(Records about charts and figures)

--*--

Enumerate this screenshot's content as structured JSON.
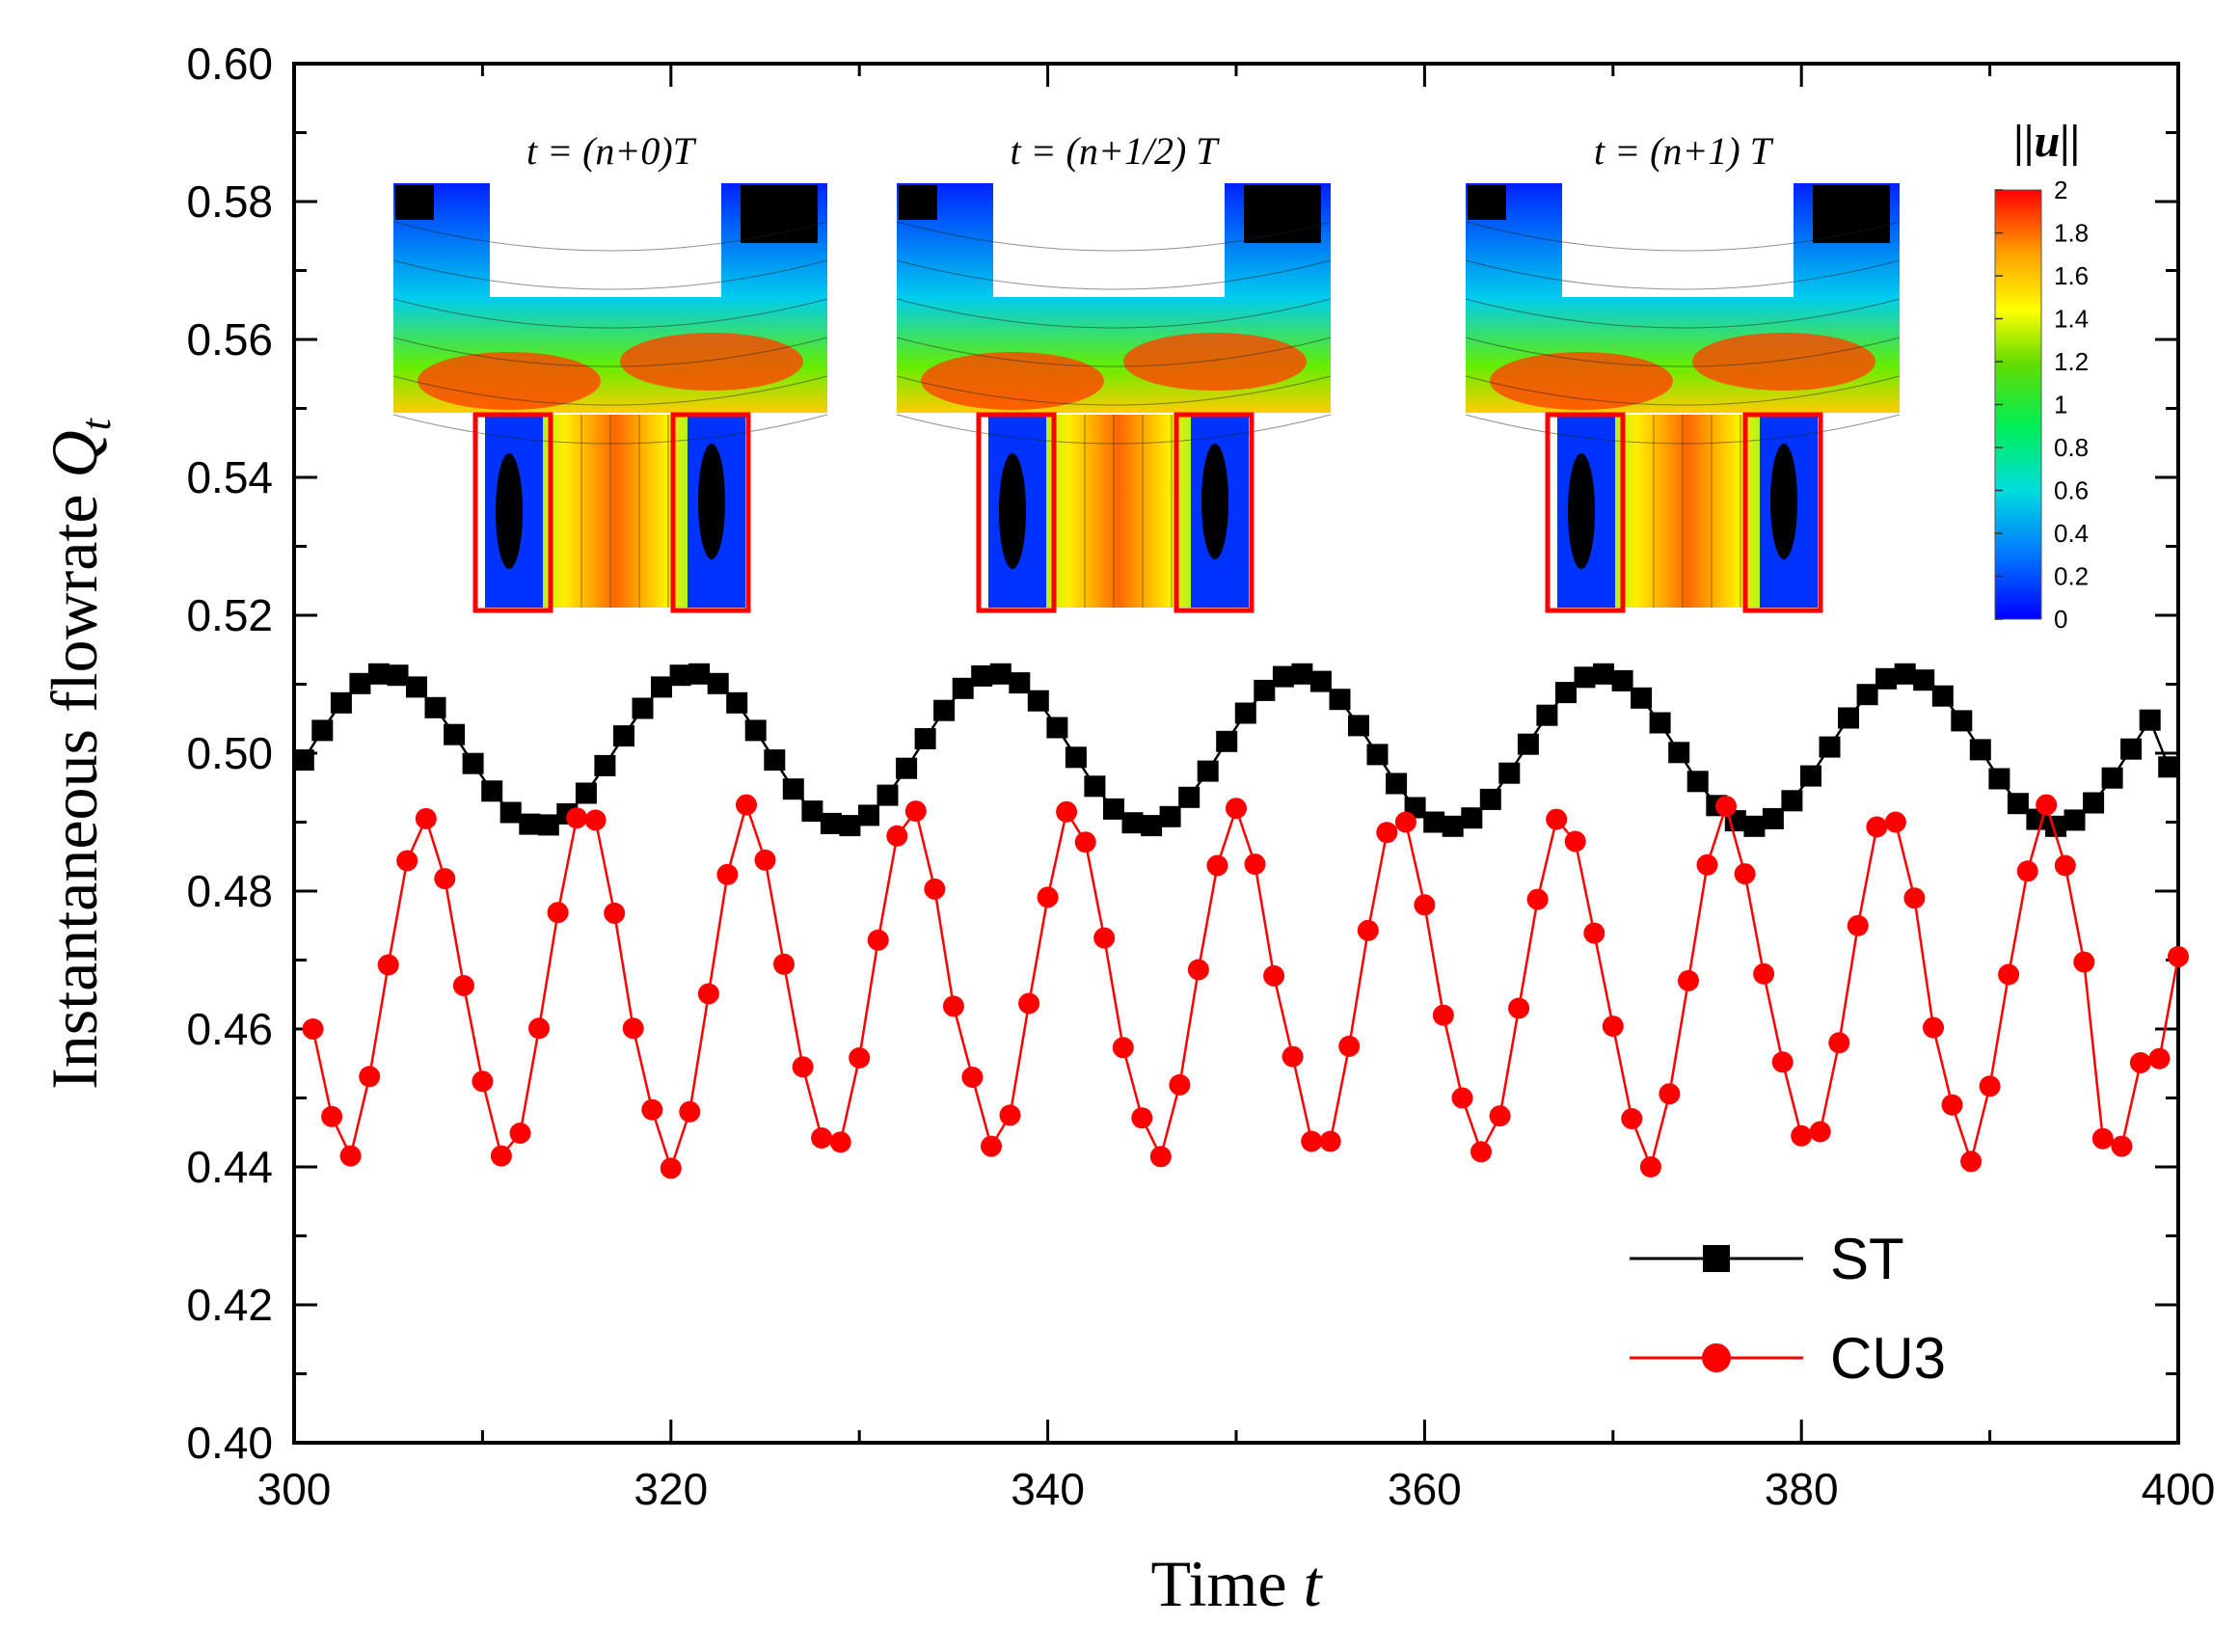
{
  "chart_data": {
    "type": "line",
    "xlabel": "Time t",
    "ylabel": "Instantaneous  flowrate Qt",
    "xlim": [
      300,
      400
    ],
    "ylim": [
      0.4,
      0.6
    ],
    "x_ticks": [
      "300",
      "320",
      "340",
      "360",
      "380",
      "400"
    ],
    "y_ticks": [
      "0.40",
      "0.42",
      "0.44",
      "0.46",
      "0.48",
      "0.50",
      "0.52",
      "0.54",
      "0.56",
      "0.58",
      "0.60"
    ],
    "legend_position": "bottom-right",
    "series": [
      {
        "name": "ST",
        "color": "#000000",
        "marker": "square",
        "x": [
          300.5,
          301.5,
          302.5,
          303.5,
          304.5,
          305.5,
          306.5,
          307.5,
          308.5,
          309.5,
          310.5,
          311.5,
          312.5,
          313.5,
          314.5,
          315.5,
          316.5,
          317.5,
          318.5,
          319.5,
          320.5,
          321.5,
          322.5,
          323.5,
          324.5,
          325.5,
          326.5,
          327.5,
          328.5,
          329.5,
          330.5,
          331.5,
          332.5,
          333.5,
          334.5,
          335.5,
          336.5,
          337.5,
          338.5,
          339.5,
          340.5,
          341.5,
          342.5,
          343.5,
          344.5,
          345.5,
          346.5,
          347.5,
          348.5,
          349.5,
          350.5,
          351.5,
          352.5,
          353.5,
          354.5,
          355.5,
          356.5,
          357.5,
          358.5,
          359.5,
          360.5,
          361.5,
          362.5,
          363.5,
          364.5,
          365.5,
          366.5,
          367.5,
          368.5,
          369.5,
          370.5,
          371.5,
          372.5,
          373.5,
          374.5,
          375.5,
          376.5,
          377.5,
          378.5,
          379.5,
          380.5,
          381.5,
          382.5,
          383.5,
          384.5,
          385.5,
          386.5,
          387.5,
          388.5,
          389.5,
          390.5,
          391.5,
          392.5,
          393.5,
          394.5,
          395.5,
          396.5,
          397.5,
          398.5,
          399.5
        ],
        "values": [
          0.499,
          0.5033,
          0.5073,
          0.5101,
          0.5115,
          0.5113,
          0.5096,
          0.5066,
          0.5027,
          0.4985,
          0.4945,
          0.4914,
          0.4897,
          0.4896,
          0.4912,
          0.4942,
          0.4982,
          0.5025,
          0.5065,
          0.5096,
          0.5113,
          0.5115,
          0.5101,
          0.5073,
          0.5033,
          0.499,
          0.4948,
          0.4916,
          0.4898,
          0.4895,
          0.491,
          0.4939,
          0.4978,
          0.5021,
          0.5062,
          0.5094,
          0.5112,
          0.5115,
          0.5102,
          0.5076,
          0.5037,
          0.4994,
          0.4952,
          0.4919,
          0.4899,
          0.4895,
          0.4908,
          0.4936,
          0.4974,
          0.5017,
          0.5058,
          0.5091,
          0.5111,
          0.5115,
          0.5104,
          0.5078,
          0.504,
          0.4998,
          0.4956,
          0.4921,
          0.49,
          0.4894,
          0.4906,
          0.4933,
          0.4971,
          0.5013,
          0.5055,
          0.5088,
          0.511,
          0.5115,
          0.5105,
          0.508,
          0.5044,
          0.5001,
          0.4959,
          0.4924,
          0.4902,
          0.4894,
          0.4905,
          0.4931,
          0.4967,
          0.5009,
          0.5051,
          0.5085,
          0.5108,
          0.5115,
          0.5106,
          0.5083,
          0.5047,
          0.5005,
          0.4963,
          0.4927,
          0.4904,
          0.4894,
          0.4903,
          0.4928,
          0.4964,
          0.5006,
          0.5048,
          0.498
        ]
      },
      {
        "name": "CU3",
        "color": "#ff0000",
        "marker": "circle",
        "x": [
          301.0,
          302.0,
          303.0,
          304.0,
          305.0,
          306.0,
          307.0,
          308.0,
          309.0,
          310.0,
          311.0,
          312.0,
          313.0,
          314.0,
          315.0,
          316.0,
          317.0,
          318.0,
          319.0,
          320.0,
          321.0,
          322.0,
          323.0,
          324.0,
          325.0,
          326.0,
          327.0,
          328.0,
          329.0,
          330.0,
          331.0,
          332.0,
          333.0,
          334.0,
          335.0,
          336.0,
          337.0,
          338.0,
          339.0,
          340.0,
          341.0,
          342.0,
          343.0,
          344.0,
          345.0,
          346.0,
          347.0,
          348.0,
          349.0,
          350.0,
          351.0,
          352.0,
          353.0,
          354.0,
          355.0,
          356.0,
          357.0,
          358.0,
          359.0,
          360.0,
          361.0,
          362.0,
          363.0,
          364.0,
          365.0,
          366.0,
          367.0,
          368.0,
          369.0,
          370.0,
          371.0,
          372.0,
          373.0,
          374.0,
          375.0,
          376.0,
          377.0,
          378.0,
          379.0,
          380.0,
          381.0,
          382.0,
          383.0,
          384.0,
          385.0,
          386.0,
          387.0,
          388.0,
          389.0,
          390.0,
          391.0,
          392.0,
          393.0,
          394.0,
          395.0,
          396.0,
          397.0,
          398.0,
          399.0,
          400.0
        ],
        "values": [
          0.46,
          0.4473,
          0.4416,
          0.4531,
          0.4693,
          0.4844,
          0.4905,
          0.4818,
          0.4663,
          0.4524,
          0.4416,
          0.4449,
          0.4601,
          0.4769,
          0.4906,
          0.4903,
          0.4768,
          0.4601,
          0.4483,
          0.4398,
          0.448,
          0.4651,
          0.4824,
          0.4925,
          0.4845,
          0.4694,
          0.4545,
          0.4442,
          0.4436,
          0.4558,
          0.4729,
          0.488,
          0.4916,
          0.4803,
          0.4633,
          0.453,
          0.443,
          0.4475,
          0.4637,
          0.4791,
          0.4915,
          0.4871,
          0.4732,
          0.4573,
          0.4471,
          0.4415,
          0.4519,
          0.4686,
          0.4837,
          0.492,
          0.4839,
          0.4677,
          0.456,
          0.4437,
          0.4437,
          0.4575,
          0.4743,
          0.4885,
          0.49,
          0.478,
          0.462,
          0.45,
          0.4422,
          0.4474,
          0.463,
          0.4788,
          0.4904,
          0.4872,
          0.4739,
          0.4604,
          0.447,
          0.44,
          0.4506,
          0.467,
          0.4838,
          0.4923,
          0.4825,
          0.468,
          0.4552,
          0.4445,
          0.4451,
          0.458,
          0.475,
          0.4893,
          0.49,
          0.479,
          0.4602,
          0.449,
          0.4408,
          0.4517,
          0.4679,
          0.4829,
          0.4925,
          0.4837,
          0.4697,
          0.4441,
          0.443,
          0.4551,
          0.4557,
          0.4705
        ]
      }
    ],
    "insets": [
      {
        "title": "t = (n+0)T"
      },
      {
        "title": "t = (n+1/2) T"
      },
      {
        "title": "t = (n+1) T"
      }
    ],
    "colorbar": {
      "title": "||u||",
      "ticks": [
        "2",
        "1.8",
        "1.6",
        "1.4",
        "1.2",
        "1",
        "0.8",
        "0.6",
        "0.4",
        "0.2",
        "0"
      ],
      "colors": [
        "#0000ff",
        "#0066ff",
        "#00ccff",
        "#00ff99",
        "#00e000",
        "#88ee00",
        "#ffff00",
        "#ffaa00",
        "#ff5500",
        "#ff0000"
      ]
    }
  }
}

--*--

What you should do: Skipping the pictures, transcribe each line above exactly as it appears.

The completed task:
Enumerate this screenshot's content as structured JSON.
{
  "chart_data": {
    "type": "line",
    "xlabel": "Time t",
    "ylabel": "Instantaneous  flowrate Qt",
    "xlim": [
      300,
      400
    ],
    "ylim": [
      0.4,
      0.6
    ],
    "x_ticks": [
      "300",
      "320",
      "340",
      "360",
      "380",
      "400"
    ],
    "y_ticks": [
      "0.40",
      "0.42",
      "0.44",
      "0.46",
      "0.48",
      "0.50",
      "0.52",
      "0.54",
      "0.56",
      "0.58",
      "0.60"
    ],
    "legend_position": "bottom-right",
    "series": [
      {
        "name": "ST",
        "color": "#000000",
        "marker": "square",
        "x": [
          300.5,
          301.5,
          302.5,
          303.5,
          304.5,
          305.5,
          306.5,
          307.5,
          308.5,
          309.5,
          310.5,
          311.5,
          312.5,
          313.5,
          314.5,
          315.5,
          316.5,
          317.5,
          318.5,
          319.5,
          320.5,
          321.5,
          322.5,
          323.5,
          324.5,
          325.5,
          326.5,
          327.5,
          328.5,
          329.5,
          330.5,
          331.5,
          332.5,
          333.5,
          334.5,
          335.5,
          336.5,
          337.5,
          338.5,
          339.5,
          340.5,
          341.5,
          342.5,
          343.5,
          344.5,
          345.5,
          346.5,
          347.5,
          348.5,
          349.5,
          350.5,
          351.5,
          352.5,
          353.5,
          354.5,
          355.5,
          356.5,
          357.5,
          358.5,
          359.5,
          360.5,
          361.5,
          362.5,
          363.5,
          364.5,
          365.5,
          366.5,
          367.5,
          368.5,
          369.5,
          370.5,
          371.5,
          372.5,
          373.5,
          374.5,
          375.5,
          376.5,
          377.5,
          378.5,
          379.5,
          380.5,
          381.5,
          382.5,
          383.5,
          384.5,
          385.5,
          386.5,
          387.5,
          388.5,
          389.5,
          390.5,
          391.5,
          392.5,
          393.5,
          394.5,
          395.5,
          396.5,
          397.5,
          398.5,
          399.5
        ],
        "values": [
          0.499,
          0.5033,
          0.5073,
          0.5101,
          0.5115,
          0.5113,
          0.5096,
          0.5066,
          0.5027,
          0.4985,
          0.4945,
          0.4914,
          0.4897,
          0.4896,
          0.4912,
          0.4942,
          0.4982,
          0.5025,
          0.5065,
          0.5096,
          0.5113,
          0.5115,
          0.5101,
          0.5073,
          0.5033,
          0.499,
          0.4948,
          0.4916,
          0.4898,
          0.4895,
          0.491,
          0.4939,
          0.4978,
          0.5021,
          0.5062,
          0.5094,
          0.5112,
          0.5115,
          0.5102,
          0.5076,
          0.5037,
          0.4994,
          0.4952,
          0.4919,
          0.4899,
          0.4895,
          0.4908,
          0.4936,
          0.4974,
          0.5017,
          0.5058,
          0.5091,
          0.5111,
          0.5115,
          0.5104,
          0.5078,
          0.504,
          0.4998,
          0.4956,
          0.4921,
          0.49,
          0.4894,
          0.4906,
          0.4933,
          0.4971,
          0.5013,
          0.5055,
          0.5088,
          0.511,
          0.5115,
          0.5105,
          0.508,
          0.5044,
          0.5001,
          0.4959,
          0.4924,
          0.4902,
          0.4894,
          0.4905,
          0.4931,
          0.4967,
          0.5009,
          0.5051,
          0.5085,
          0.5108,
          0.5115,
          0.5106,
          0.5083,
          0.5047,
          0.5005,
          0.4963,
          0.4927,
          0.4904,
          0.4894,
          0.4903,
          0.4928,
          0.4964,
          0.5006,
          0.5048,
          0.498
        ]
      },
      {
        "name": "CU3",
        "color": "#ff0000",
        "marker": "circle",
        "x": [
          301.0,
          302.0,
          303.0,
          304.0,
          305.0,
          306.0,
          307.0,
          308.0,
          309.0,
          310.0,
          311.0,
          312.0,
          313.0,
          314.0,
          315.0,
          316.0,
          317.0,
          318.0,
          319.0,
          320.0,
          321.0,
          322.0,
          323.0,
          324.0,
          325.0,
          326.0,
          327.0,
          328.0,
          329.0,
          330.0,
          331.0,
          332.0,
          333.0,
          334.0,
          335.0,
          336.0,
          337.0,
          338.0,
          339.0,
          340.0,
          341.0,
          342.0,
          343.0,
          344.0,
          345.0,
          346.0,
          347.0,
          348.0,
          349.0,
          350.0,
          351.0,
          352.0,
          353.0,
          354.0,
          355.0,
          356.0,
          357.0,
          358.0,
          359.0,
          360.0,
          361.0,
          362.0,
          363.0,
          364.0,
          365.0,
          366.0,
          367.0,
          368.0,
          369.0,
          370.0,
          371.0,
          372.0,
          373.0,
          374.0,
          375.0,
          376.0,
          377.0,
          378.0,
          379.0,
          380.0,
          381.0,
          382.0,
          383.0,
          384.0,
          385.0,
          386.0,
          387.0,
          388.0,
          389.0,
          390.0,
          391.0,
          392.0,
          393.0,
          394.0,
          395.0,
          396.0,
          397.0,
          398.0,
          399.0,
          400.0
        ],
        "values": [
          0.46,
          0.4473,
          0.4416,
          0.4531,
          0.4693,
          0.4844,
          0.4905,
          0.4818,
          0.4663,
          0.4524,
          0.4416,
          0.4449,
          0.4601,
          0.4769,
          0.4906,
          0.4903,
          0.4768,
          0.4601,
          0.4483,
          0.4398,
          0.448,
          0.4651,
          0.4824,
          0.4925,
          0.4845,
          0.4694,
          0.4545,
          0.4442,
          0.4436,
          0.4558,
          0.4729,
          0.488,
          0.4916,
          0.4803,
          0.4633,
          0.453,
          0.443,
          0.4475,
          0.4637,
          0.4791,
          0.4915,
          0.4871,
          0.4732,
          0.4573,
          0.4471,
          0.4415,
          0.4519,
          0.4686,
          0.4837,
          0.492,
          0.4839,
          0.4677,
          0.456,
          0.4437,
          0.4437,
          0.4575,
          0.4743,
          0.4885,
          0.49,
          0.478,
          0.462,
          0.45,
          0.4422,
          0.4474,
          0.463,
          0.4788,
          0.4904,
          0.4872,
          0.4739,
          0.4604,
          0.447,
          0.44,
          0.4506,
          0.467,
          0.4838,
          0.4923,
          0.4825,
          0.468,
          0.4552,
          0.4445,
          0.4451,
          0.458,
          0.475,
          0.4893,
          0.49,
          0.479,
          0.4602,
          0.449,
          0.4408,
          0.4517,
          0.4679,
          0.4829,
          0.4925,
          0.4837,
          0.4697,
          0.4441,
          0.443,
          0.4551,
          0.4557,
          0.4705
        ]
      }
    ],
    "insets": [
      {
        "title": "t = (n+0)T"
      },
      {
        "title": "t = (n+1/2) T"
      },
      {
        "title": "t = (n+1) T"
      }
    ],
    "colorbar": {
      "title": "||u||",
      "ticks": [
        "2",
        "1.8",
        "1.6",
        "1.4",
        "1.2",
        "1",
        "0.8",
        "0.6",
        "0.4",
        "0.2",
        "0"
      ],
      "colors": [
        "#0000ff",
        "#0066ff",
        "#00ccff",
        "#00ff99",
        "#00e000",
        "#88ee00",
        "#ffff00",
        "#ffaa00",
        "#ff5500",
        "#ff0000"
      ]
    }
  }
}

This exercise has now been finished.